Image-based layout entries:
*-*-*
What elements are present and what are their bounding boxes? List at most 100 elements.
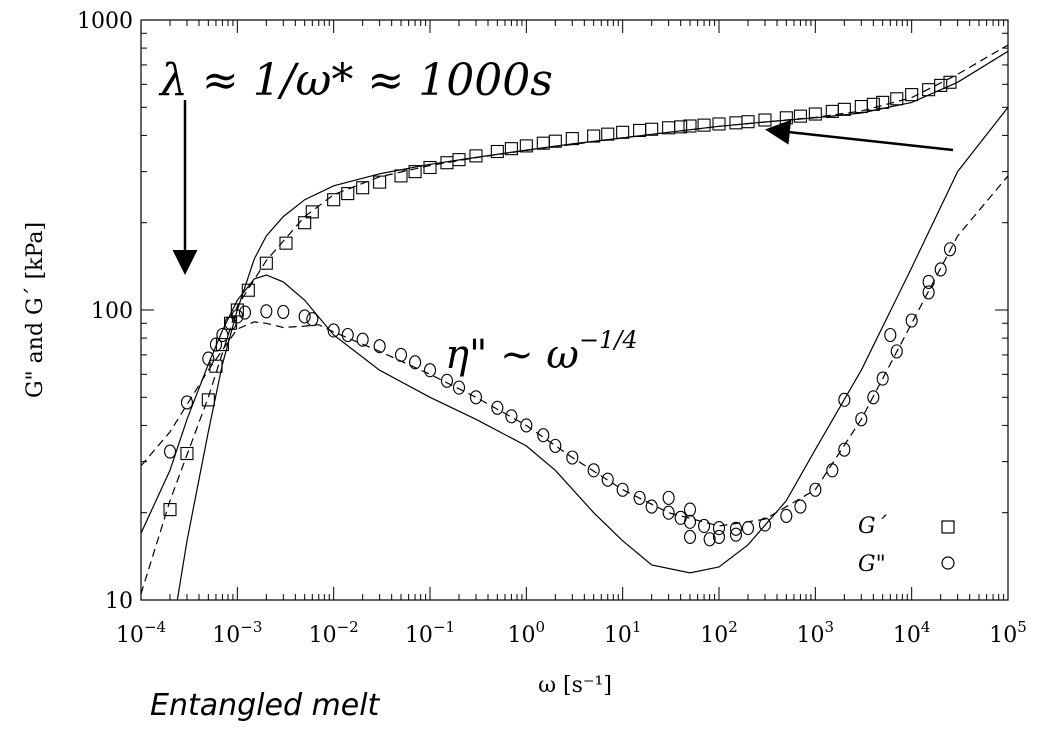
g-double-prime-point [662, 505, 675, 520]
g-prime-point [519, 139, 533, 153]
g-double-prime-point [884, 327, 897, 343]
legend-label-g-prime: G´ [858, 514, 888, 539]
g-prime-point [645, 122, 659, 136]
x-tick-label: 105 [989, 618, 1027, 648]
g-prime-point [452, 153, 466, 167]
g-prime-point [279, 236, 293, 250]
g-prime-point [305, 205, 319, 219]
g-double-prime-point [327, 323, 340, 338]
g-double-prime-point [601, 472, 614, 487]
g-double-prime-point [838, 442, 851, 457]
g-prime-point [423, 160, 437, 175]
x-tick-label: 10−1 [405, 618, 455, 648]
g-prime-point [230, 303, 244, 317]
g-double-prime-point [633, 490, 646, 505]
g-prime-point [943, 75, 957, 89]
x-tick-label: 102 [700, 618, 738, 648]
model-curve-dashed [141, 44, 1008, 595]
g-double-prime-point [549, 438, 562, 453]
plateau-arrow [765, 119, 954, 152]
g-prime-point [779, 111, 793, 125]
g-double-prime-point [794, 499, 807, 514]
g-double-prime-point [616, 482, 629, 497]
x-tick-label: 10−3 [212, 618, 262, 648]
g-double-prime-point [423, 363, 437, 378]
g-double-prime-point [683, 529, 697, 544]
g-double-prime-point [341, 327, 354, 343]
legend: G´ G" [858, 514, 955, 577]
g-prime-point [259, 256, 273, 270]
relaxation-time-annotation: λ ≈ 1/ω* ≈ 1000s [158, 55, 553, 106]
g-double-prime-point [683, 514, 697, 529]
g-double-prime-point [741, 521, 755, 536]
g-double-prime-point [277, 304, 290, 319]
g-double-prime-point [729, 521, 743, 536]
g-double-prime-point [260, 304, 273, 319]
x-tick-label: 10−4 [116, 618, 166, 648]
g-double-prime-point [712, 529, 726, 544]
g-prime-point [890, 92, 904, 106]
caption: Entangled melt [150, 688, 380, 723]
g-prime-point [934, 78, 948, 92]
g-double-prime-point [934, 262, 947, 277]
y-tick-labels: 10 100 1000 [77, 9, 133, 614]
x-tick-label: 104 [893, 618, 931, 648]
g-prime-point [490, 144, 504, 159]
g-double-prime-point [922, 285, 935, 300]
x-tick-labels: 10−4 10−3 10−2 10−1 100 101 102 103 104 105 [116, 618, 1027, 648]
g-double-prime-point [238, 305, 252, 320]
power-law-annotation: η" ~ ω−1/4 [445, 326, 638, 378]
g-double-prime-point [356, 332, 369, 347]
g-double-prime-point [520, 418, 533, 433]
g-double-prime-point [703, 532, 716, 547]
legend-circle-marker [941, 556, 955, 570]
x-tick-label: 103 [797, 618, 835, 648]
g-double-prime-point [163, 444, 177, 459]
g-prime-point [697, 118, 711, 132]
g-double-prime-point [809, 482, 822, 497]
g-prime-point [504, 142, 518, 156]
g-double-prime-point [505, 409, 518, 424]
x-tick-label: 100 [508, 618, 546, 648]
g-double-prime-point [409, 355, 422, 370]
g-double-prime-point [306, 312, 319, 327]
data-markers [163, 75, 957, 547]
g-double-prime-point [905, 313, 918, 328]
y-tick-label: 1000 [77, 9, 133, 34]
g-double-prime-point [729, 527, 743, 542]
g-double-prime-point [662, 490, 675, 505]
g-double-prime-point [826, 463, 839, 478]
g-prime-point [905, 88, 919, 102]
g-prime-point [876, 95, 890, 109]
g-double-prime-point [202, 351, 215, 366]
g-prime-point [793, 109, 807, 123]
g-double-prime-point [180, 395, 194, 410]
legend-square-marker [941, 520, 955, 534]
g-double-prime-point [231, 309, 244, 324]
g-prime-point [394, 169, 408, 183]
g-prime-point [565, 132, 579, 146]
g-prime-point [674, 120, 688, 134]
g-prime-point [373, 175, 387, 189]
axis-ticks [140, 19, 1009, 601]
g-prime-point [327, 193, 341, 207]
g-prime-point [356, 181, 370, 195]
x-tick-label: 101 [604, 618, 642, 648]
g-prime-point [729, 116, 743, 130]
g-double-prime-point [876, 371, 889, 386]
x-axis-title: ω [s⁻¹] [538, 673, 612, 698]
g-prime-point [808, 107, 822, 121]
g-prime-point [241, 283, 255, 297]
g-double-prime-point [209, 337, 223, 352]
g-prime-point [548, 134, 562, 148]
g-prime-point [201, 393, 215, 407]
legend-label-g-double-prime: G" [858, 552, 886, 577]
g-prime-point [683, 119, 697, 133]
g-double-prime-point [943, 242, 957, 257]
g-double-prime-point [683, 502, 697, 517]
g-double-prime-point [537, 428, 550, 443]
g-prime-point [712, 117, 726, 131]
g-prime-point [408, 165, 422, 179]
g-double-prime-point [491, 400, 504, 415]
model-curve-solid [141, 106, 1008, 574]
*-*-*
### [EXERCISE TASK]
Find every line in the material above that contains the string "curve", treating uppercase and lowercase as different, and copy each of those lines.

### [PROBLEM SOLUTION]
model-curve-dashed [141, 44, 1008, 595]
model-curve-solid [141, 106, 1008, 574]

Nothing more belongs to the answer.